Provided records →
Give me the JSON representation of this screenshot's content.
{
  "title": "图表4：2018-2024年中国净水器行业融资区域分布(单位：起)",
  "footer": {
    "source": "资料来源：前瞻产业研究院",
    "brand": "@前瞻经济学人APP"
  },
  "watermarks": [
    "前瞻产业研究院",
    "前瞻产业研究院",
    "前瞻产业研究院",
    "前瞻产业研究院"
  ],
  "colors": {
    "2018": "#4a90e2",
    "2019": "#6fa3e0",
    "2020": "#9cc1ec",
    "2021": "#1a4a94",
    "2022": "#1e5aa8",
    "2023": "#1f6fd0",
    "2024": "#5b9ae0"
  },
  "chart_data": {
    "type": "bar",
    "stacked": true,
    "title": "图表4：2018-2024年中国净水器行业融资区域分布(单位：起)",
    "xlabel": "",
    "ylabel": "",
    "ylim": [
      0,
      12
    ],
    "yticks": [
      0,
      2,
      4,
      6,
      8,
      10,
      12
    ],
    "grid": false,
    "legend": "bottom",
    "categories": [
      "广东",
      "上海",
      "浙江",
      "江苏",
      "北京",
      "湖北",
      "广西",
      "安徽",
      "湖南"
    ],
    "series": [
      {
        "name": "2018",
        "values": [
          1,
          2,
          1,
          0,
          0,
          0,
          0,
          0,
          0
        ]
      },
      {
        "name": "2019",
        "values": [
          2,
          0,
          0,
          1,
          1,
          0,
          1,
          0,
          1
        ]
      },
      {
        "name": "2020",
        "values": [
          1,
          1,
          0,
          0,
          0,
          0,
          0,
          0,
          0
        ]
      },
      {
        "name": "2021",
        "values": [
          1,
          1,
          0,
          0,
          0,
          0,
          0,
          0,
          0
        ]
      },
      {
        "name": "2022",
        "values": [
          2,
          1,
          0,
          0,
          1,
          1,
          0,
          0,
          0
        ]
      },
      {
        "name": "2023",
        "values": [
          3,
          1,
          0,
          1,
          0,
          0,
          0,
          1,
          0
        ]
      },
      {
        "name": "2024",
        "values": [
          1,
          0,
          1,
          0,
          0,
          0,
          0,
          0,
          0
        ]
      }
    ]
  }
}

Set problem → Return each line where "name" shows up.

Response to the task →
        "name": "2018",
        "name": "2019",
        "name": "2020",
        "name": "2021",
        "name": "2022",
        "name": "2023",
        "name": "2024",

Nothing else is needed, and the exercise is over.